# Goal
Output the full listing word for word.

# Dataset
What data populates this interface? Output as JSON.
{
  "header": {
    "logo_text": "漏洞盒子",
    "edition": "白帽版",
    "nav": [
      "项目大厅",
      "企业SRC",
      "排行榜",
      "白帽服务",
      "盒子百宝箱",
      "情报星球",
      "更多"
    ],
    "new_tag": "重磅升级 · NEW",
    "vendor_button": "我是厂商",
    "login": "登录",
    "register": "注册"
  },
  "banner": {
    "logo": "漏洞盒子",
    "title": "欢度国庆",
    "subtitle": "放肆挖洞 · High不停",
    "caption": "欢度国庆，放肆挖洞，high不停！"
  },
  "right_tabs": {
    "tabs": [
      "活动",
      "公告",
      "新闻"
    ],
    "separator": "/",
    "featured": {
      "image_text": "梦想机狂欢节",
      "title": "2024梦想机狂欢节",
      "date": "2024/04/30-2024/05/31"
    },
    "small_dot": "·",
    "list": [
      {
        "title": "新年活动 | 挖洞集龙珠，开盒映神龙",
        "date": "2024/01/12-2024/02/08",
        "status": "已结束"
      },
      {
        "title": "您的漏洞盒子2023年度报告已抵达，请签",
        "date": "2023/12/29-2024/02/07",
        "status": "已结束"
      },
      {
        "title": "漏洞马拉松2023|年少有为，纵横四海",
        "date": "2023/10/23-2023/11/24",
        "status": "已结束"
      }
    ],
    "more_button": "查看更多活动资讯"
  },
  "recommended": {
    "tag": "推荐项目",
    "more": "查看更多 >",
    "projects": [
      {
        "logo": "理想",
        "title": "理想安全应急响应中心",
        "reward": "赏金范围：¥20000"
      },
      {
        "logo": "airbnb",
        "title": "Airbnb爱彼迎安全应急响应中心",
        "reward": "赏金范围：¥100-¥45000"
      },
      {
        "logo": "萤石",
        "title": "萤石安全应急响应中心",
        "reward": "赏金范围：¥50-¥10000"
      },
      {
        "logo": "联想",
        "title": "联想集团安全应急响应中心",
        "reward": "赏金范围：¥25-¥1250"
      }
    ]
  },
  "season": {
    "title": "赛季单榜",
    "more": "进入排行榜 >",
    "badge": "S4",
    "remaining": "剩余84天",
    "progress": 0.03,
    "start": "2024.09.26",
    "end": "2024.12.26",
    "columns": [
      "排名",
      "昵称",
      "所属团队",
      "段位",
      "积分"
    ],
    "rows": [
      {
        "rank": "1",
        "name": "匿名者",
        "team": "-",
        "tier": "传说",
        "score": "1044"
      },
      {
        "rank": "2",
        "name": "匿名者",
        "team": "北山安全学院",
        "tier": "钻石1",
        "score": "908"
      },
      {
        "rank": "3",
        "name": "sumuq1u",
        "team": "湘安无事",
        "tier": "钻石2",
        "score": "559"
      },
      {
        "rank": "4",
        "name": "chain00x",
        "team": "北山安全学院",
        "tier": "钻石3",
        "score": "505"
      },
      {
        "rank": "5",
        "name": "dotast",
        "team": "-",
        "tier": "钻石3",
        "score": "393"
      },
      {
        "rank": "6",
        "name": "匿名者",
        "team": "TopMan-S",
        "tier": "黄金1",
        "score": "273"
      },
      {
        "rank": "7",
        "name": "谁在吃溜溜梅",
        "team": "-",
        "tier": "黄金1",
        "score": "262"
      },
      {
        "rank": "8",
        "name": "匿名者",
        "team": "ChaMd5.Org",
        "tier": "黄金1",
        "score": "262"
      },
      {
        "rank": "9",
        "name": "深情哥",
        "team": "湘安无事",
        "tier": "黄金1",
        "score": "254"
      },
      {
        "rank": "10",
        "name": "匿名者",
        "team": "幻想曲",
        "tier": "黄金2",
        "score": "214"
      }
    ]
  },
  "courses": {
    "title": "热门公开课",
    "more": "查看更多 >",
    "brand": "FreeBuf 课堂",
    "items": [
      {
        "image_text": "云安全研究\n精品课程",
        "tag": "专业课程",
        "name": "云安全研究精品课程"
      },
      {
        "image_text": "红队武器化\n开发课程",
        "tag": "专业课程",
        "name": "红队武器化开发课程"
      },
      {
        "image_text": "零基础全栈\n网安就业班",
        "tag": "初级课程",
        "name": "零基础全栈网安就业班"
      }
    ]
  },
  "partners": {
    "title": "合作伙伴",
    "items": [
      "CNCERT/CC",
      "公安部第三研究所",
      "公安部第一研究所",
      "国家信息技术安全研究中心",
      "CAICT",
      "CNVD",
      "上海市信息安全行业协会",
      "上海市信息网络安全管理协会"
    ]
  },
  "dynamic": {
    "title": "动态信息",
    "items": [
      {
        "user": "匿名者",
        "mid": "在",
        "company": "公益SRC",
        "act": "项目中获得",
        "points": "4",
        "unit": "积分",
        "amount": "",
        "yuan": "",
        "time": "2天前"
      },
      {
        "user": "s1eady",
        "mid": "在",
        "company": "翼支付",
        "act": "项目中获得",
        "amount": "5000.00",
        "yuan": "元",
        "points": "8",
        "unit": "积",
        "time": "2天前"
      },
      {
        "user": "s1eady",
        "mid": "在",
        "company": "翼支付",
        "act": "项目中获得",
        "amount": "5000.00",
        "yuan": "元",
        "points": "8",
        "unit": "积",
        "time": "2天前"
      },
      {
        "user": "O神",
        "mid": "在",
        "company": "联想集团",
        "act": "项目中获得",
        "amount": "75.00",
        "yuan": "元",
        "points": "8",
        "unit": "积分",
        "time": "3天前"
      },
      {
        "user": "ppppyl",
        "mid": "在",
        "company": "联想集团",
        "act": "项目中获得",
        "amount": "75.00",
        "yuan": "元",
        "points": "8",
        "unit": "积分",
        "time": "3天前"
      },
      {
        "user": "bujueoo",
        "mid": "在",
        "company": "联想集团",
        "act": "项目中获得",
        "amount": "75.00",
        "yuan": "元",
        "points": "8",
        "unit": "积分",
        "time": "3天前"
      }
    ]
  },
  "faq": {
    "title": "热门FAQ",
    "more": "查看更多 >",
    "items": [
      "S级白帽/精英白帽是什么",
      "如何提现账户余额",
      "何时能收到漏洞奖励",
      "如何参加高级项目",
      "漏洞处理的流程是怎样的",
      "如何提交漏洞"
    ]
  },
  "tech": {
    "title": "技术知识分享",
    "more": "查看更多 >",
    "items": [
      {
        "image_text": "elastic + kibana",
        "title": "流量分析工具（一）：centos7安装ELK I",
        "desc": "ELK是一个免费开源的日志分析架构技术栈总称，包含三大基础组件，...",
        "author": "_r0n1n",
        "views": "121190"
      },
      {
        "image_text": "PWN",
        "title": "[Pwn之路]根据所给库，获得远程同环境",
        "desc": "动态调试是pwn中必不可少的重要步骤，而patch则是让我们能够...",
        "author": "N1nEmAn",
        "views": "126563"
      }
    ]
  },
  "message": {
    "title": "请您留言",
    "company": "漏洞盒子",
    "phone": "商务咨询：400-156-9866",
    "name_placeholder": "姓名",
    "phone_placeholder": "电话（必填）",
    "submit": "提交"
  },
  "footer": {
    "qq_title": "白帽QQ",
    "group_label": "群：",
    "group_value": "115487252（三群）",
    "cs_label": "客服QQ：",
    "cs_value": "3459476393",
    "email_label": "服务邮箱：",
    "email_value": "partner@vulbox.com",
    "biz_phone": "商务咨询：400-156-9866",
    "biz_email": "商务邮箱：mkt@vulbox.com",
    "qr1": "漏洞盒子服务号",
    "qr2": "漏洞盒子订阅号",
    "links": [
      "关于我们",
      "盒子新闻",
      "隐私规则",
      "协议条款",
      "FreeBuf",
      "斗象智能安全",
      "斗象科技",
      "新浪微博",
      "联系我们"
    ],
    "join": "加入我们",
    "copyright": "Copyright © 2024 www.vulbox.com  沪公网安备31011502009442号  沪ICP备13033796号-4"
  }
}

# Exercise response
What data populates this interface? Output as JSON.
{
  "header": {
    "logo_text": "漏洞盒子",
    "edition": "白帽版",
    "nav": [
      "项目大厅",
      "企业SRC",
      "排行榜",
      "白帽服务",
      "盒子百宝箱",
      "情报星球",
      "更多"
    ],
    "new_tag": "重磅升级 · NEW",
    "vendor_button": "我是厂商",
    "login": "登录",
    "register": "注册"
  },
  "banner": {
    "logo": "漏洞盒子",
    "title": "欢度国庆",
    "subtitle": "放肆挖洞 · High不停",
    "caption": "欢度国庆，放肆挖洞，high不停！"
  },
  "right_tabs": {
    "tabs": [
      "活动",
      "公告",
      "新闻"
    ],
    "separator": "/",
    "featured": {
      "image_text": "梦想机狂欢节",
      "title": "2024梦想机狂欢节",
      "date": "2024/04/30-2024/05/31"
    },
    "small_dot": "·",
    "list": [
      {
        "title": "新年活动 | 挖洞集龙珠，开盒映神龙",
        "date": "2024/01/12-2024/02/08",
        "status": "已结束"
      },
      {
        "title": "您的漏洞盒子2023年度报告已抵达，请签",
        "date": "2023/12/29-2024/02/07",
        "status": "已结束"
      },
      {
        "title": "漏洞马拉松2023|年少有为，纵横四海",
        "date": "2023/10/23-2023/11/24",
        "status": "已结束"
      }
    ],
    "more_button": "查看更多活动资讯"
  },
  "recommended": {
    "tag": "推荐项目",
    "more": "查看更多 >",
    "projects": [
      {
        "logo": "理想",
        "title": "理想安全应急响应中心",
        "reward": "赏金范围：¥20000"
      },
      {
        "logo": "airbnb",
        "title": "Airbnb爱彼迎安全应急响应中心",
        "reward": "赏金范围：¥100-¥45000"
      },
      {
        "logo": "萤石",
        "title": "萤石安全应急响应中心",
        "reward": "赏金范围：¥50-¥10000"
      },
      {
        "logo": "联想",
        "title": "联想集团安全应急响应中心",
        "reward": "赏金范围：¥25-¥1250"
      }
    ]
  },
  "season": {
    "title": "赛季单榜",
    "more": "进入排行榜 >",
    "badge": "S4",
    "remaining": "剩余84天",
    "progress": 0.03,
    "start": "2024.09.26",
    "end": "2024.12.26",
    "columns": [
      "排名",
      "昵称",
      "所属团队",
      "段位",
      "积分"
    ],
    "rows": [
      {
        "rank": "1",
        "name": "匿名者",
        "team": "-",
        "tier": "传说",
        "score": "1044"
      },
      {
        "rank": "2",
        "name": "匿名者",
        "team": "北山安全学院",
        "tier": "钻石1",
        "score": "908"
      },
      {
        "rank": "3",
        "name": "sumuq1u",
        "team": "湘安无事",
        "tier": "钻石2",
        "score": "559"
      },
      {
        "rank": "4",
        "name": "chain00x",
        "team": "北山安全学院",
        "tier": "钻石3",
        "score": "505"
      },
      {
        "rank": "5",
        "name": "dotast",
        "team": "-",
        "tier": "钻石3",
        "score": "393"
      },
      {
        "rank": "6",
        "name": "匿名者",
        "team": "TopMan-S",
        "tier": "黄金1",
        "score": "273"
      },
      {
        "rank": "7",
        "name": "谁在吃溜溜梅",
        "team": "-",
        "tier": "黄金1",
        "score": "262"
      },
      {
        "rank": "8",
        "name": "匿名者",
        "team": "ChaMd5.Org",
        "tier": "黄金1",
        "score": "262"
      },
      {
        "rank": "9",
        "name": "深情哥",
        "team": "湘安无事",
        "tier": "黄金1",
        "score": "254"
      },
      {
        "rank": "10",
        "name": "匿名者",
        "team": "幻想曲",
        "tier": "黄金2",
        "score": "214"
      }
    ]
  },
  "courses": {
    "title": "热门公开课",
    "more": "查看更多 >",
    "brand": "FreeBuf 课堂",
    "items": [
      {
        "image_text": "云安全研究\n精品课程",
        "tag": "专业课程",
        "name": "云安全研究精品课程"
      },
      {
        "image_text": "红队武器化\n开发课程",
        "tag": "专业课程",
        "name": "红队武器化开发课程"
      },
      {
        "image_text": "零基础全栈\n网安就业班",
        "tag": "初级课程",
        "name": "零基础全栈网安就业班"
      }
    ]
  },
  "partners": {
    "title": "合作伙伴",
    "items": [
      "CNCERT/CC",
      "公安部第三研究所",
      "公安部第一研究所",
      "国家信息技术安全研究中心",
      "CAICT",
      "CNVD",
      "上海市信息安全行业协会",
      "上海市信息网络安全管理协会"
    ]
  },
  "dynamic": {
    "title": "动态信息",
    "items": [
      {
        "user": "匿名者",
        "mid": "在",
        "company": "公益SRC",
        "act": "项目中获得",
        "points": "4",
        "unit": "积分",
        "amount": "",
        "yuan": "",
        "time": "2天前"
      },
      {
        "user": "s1eady",
        "mid": "在",
        "company": "翼支付",
        "act": "项目中获得",
        "amount": "5000.00",
        "yuan": "元",
        "points": "8",
        "unit": "积",
        "time": "2天前"
      },
      {
        "user": "s1eady",
        "mid": "在",
        "company": "翼支付",
        "act": "项目中获得",
        "amount": "5000.00",
        "yuan": "元",
        "points": "8",
        "unit": "积",
        "time": "2天前"
      },
      {
        "user": "O神",
        "mid": "在",
        "company": "联想集团",
        "act": "项目中获得",
        "amount": "75.00",
        "yuan": "元",
        "points": "8",
        "unit": "积分",
        "time": "3天前"
      },
      {
        "user": "ppppyl",
        "mid": "在",
        "company": "联想集团",
        "act": "项目中获得",
        "amount": "75.00",
        "yuan": "元",
        "points": "8",
        "unit": "积分",
        "time": "3天前"
      },
      {
        "user": "bujueoo",
        "mid": "在",
        "company": "联想集团",
        "act": "项目中获得",
        "amount": "75.00",
        "yuan": "元",
        "points": "8",
        "unit": "积分",
        "time": "3天前"
      }
    ]
  },
  "faq": {
    "title": "热门FAQ",
    "more": "查看更多 >",
    "items": [
      "S级白帽/精英白帽是什么",
      "如何提现账户余额",
      "何时能收到漏洞奖励",
      "如何参加高级项目",
      "漏洞处理的流程是怎样的",
      "如何提交漏洞"
    ]
  },
  "tech": {
    "title": "技术知识分享",
    "more": "查看更多 >",
    "items": [
      {
        "image_text": "elastic + kibana",
        "title": "流量分析工具（一）：centos7安装ELK I",
        "desc": "ELK是一个免费开源的日志分析架构技术栈总称，包含三大基础组件，...",
        "author": "_r0n1n",
        "views": "121190"
      },
      {
        "image_text": "PWN",
        "title": "[Pwn之路]根据所给库，获得远程同环境",
        "desc": "动态调试是pwn中必不可少的重要步骤，而patch则是让我们能够...",
        "author": "N1nEmAn",
        "views": "126563"
      }
    ]
  },
  "message": {
    "title": "请您留言",
    "company": "漏洞盒子",
    "phone": "商务咨询：400-156-9866",
    "name_placeholder": "姓名",
    "phone_placeholder": "电话（必填）",
    "submit": "提交"
  },
  "footer": {
    "qq_title": "白帽QQ",
    "group_label": "群：",
    "group_value": "115487252（三群）",
    "cs_label": "客服QQ：",
    "cs_value": "3459476393",
    "email_label": "服务邮箱：",
    "email_value": "partner@vulbox.com",
    "biz_phone": "商务咨询：400-156-9866",
    "biz_email": "商务邮箱：mkt@vulbox.com",
    "qr1": "漏洞盒子服务号",
    "qr2": "漏洞盒子订阅号",
    "links": [
      "关于我们",
      "盒子新闻",
      "隐私规则",
      "协议条款",
      "FreeBuf",
      "斗象智能安全",
      "斗象科技",
      "新浪微博",
      "联系我们"
    ],
    "join": "加入我们",
    "copyright": "Copyright © 2024 www.vulbox.com  沪公网安备31011502009442号  沪ICP备13033796号-4"
  }
}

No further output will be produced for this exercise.